- **Text**:
---
What Flint does here is argue to the conclusion that Abbott is not sexist or Misogynist because he clearly loves his family. You might also note that this is a poorly chosen example on Flint’s part as believing in gender equality doesn’t have much to do with whether or not you love your family, but rather whether you treat all people as persons regardless of gender, but that’s not my main point today. The bigger problem here is that one example for the conclusion is chosen, where-as many well known counter examples are ignored. For example, as many have reported Abbott once said this:

“‘What the housewives of Australia need to understand as they do the ironing is that if they get it done commercially it’s going to go up in price and their own power bills when they switch the iron on are going to go up, every year…’”

On this face of it this is a very sexist comment. Now it might be possible for Flint to suggest that this statement is misused if taken as evidence of sexism (perhaps it was sarcasm?) but instead of considering this evidence it is ignored. Thus, we see Flint’s argument relies on selecting examples which fit the conclusion.
---
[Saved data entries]
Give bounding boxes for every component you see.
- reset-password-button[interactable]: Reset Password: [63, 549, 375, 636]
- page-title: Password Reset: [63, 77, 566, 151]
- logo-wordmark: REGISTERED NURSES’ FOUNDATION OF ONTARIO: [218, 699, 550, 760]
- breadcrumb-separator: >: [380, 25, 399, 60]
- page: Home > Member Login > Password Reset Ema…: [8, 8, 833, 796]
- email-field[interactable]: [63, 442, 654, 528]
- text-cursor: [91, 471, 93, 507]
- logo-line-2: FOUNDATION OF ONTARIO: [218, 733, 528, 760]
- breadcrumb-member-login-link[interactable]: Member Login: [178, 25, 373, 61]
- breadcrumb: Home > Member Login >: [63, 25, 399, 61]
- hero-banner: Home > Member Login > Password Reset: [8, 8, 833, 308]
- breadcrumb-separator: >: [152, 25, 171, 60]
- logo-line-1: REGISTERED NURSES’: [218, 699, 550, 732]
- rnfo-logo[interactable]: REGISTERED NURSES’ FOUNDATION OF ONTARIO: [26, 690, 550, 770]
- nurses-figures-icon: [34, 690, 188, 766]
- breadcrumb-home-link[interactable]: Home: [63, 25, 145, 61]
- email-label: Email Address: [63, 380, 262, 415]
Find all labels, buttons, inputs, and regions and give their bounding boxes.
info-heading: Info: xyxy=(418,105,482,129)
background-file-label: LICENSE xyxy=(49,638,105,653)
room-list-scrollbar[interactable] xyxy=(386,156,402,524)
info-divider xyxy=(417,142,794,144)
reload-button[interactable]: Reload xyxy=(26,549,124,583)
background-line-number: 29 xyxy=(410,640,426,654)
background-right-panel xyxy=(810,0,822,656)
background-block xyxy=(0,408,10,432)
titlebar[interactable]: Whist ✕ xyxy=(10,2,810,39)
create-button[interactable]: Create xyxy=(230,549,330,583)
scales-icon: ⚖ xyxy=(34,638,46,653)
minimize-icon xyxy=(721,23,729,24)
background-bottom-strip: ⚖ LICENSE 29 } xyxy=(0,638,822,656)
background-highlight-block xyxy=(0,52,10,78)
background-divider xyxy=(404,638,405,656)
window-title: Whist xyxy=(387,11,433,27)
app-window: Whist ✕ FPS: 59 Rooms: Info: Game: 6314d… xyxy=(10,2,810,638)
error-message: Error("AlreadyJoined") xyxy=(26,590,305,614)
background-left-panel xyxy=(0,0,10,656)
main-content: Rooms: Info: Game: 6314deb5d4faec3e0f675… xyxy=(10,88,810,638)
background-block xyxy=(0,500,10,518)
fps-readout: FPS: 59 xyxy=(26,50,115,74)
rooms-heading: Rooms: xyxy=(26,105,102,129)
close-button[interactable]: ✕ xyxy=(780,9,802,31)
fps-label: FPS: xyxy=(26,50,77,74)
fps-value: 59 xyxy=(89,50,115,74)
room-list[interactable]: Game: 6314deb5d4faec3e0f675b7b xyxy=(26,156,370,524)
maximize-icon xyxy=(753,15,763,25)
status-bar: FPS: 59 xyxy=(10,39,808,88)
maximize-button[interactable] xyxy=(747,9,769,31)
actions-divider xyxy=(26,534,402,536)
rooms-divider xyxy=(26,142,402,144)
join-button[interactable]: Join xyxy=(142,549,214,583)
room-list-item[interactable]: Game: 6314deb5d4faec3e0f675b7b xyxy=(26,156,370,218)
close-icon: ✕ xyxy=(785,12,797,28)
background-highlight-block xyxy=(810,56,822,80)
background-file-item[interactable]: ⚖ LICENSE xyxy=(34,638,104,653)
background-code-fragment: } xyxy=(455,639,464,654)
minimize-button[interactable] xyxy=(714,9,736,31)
---
- **Written tasks**:
a – In the passage on Flint's argument about Abbott, what does the writer say Flint's argument relies on?
b – Continue the passage on Flint's argument about Abbott from its last sentence.

- **Answers for this exercise**:
a – It relies on selecting examples that fit the conclusion.

b –
The second instance I want to note today is that Flint suggests that Abbott is a sensitive and compassionate person and cites as evidence of this his discussion of Christopher Pearson. However, other public statements from Abbott such as repeated statements to “turn the boats back” (eg) suggest otherwise, or at least that his compassion are not universal. again instead of taking  this evidence seriously as a potential counter example Flint simply ignores it.

In order to support a conclusion all relevant evidence must be considered and the author of this piece hasn’t done so. By selecting evidence which supports a prior conviction and ignoring well known counter examples the author fails to support their conclusions.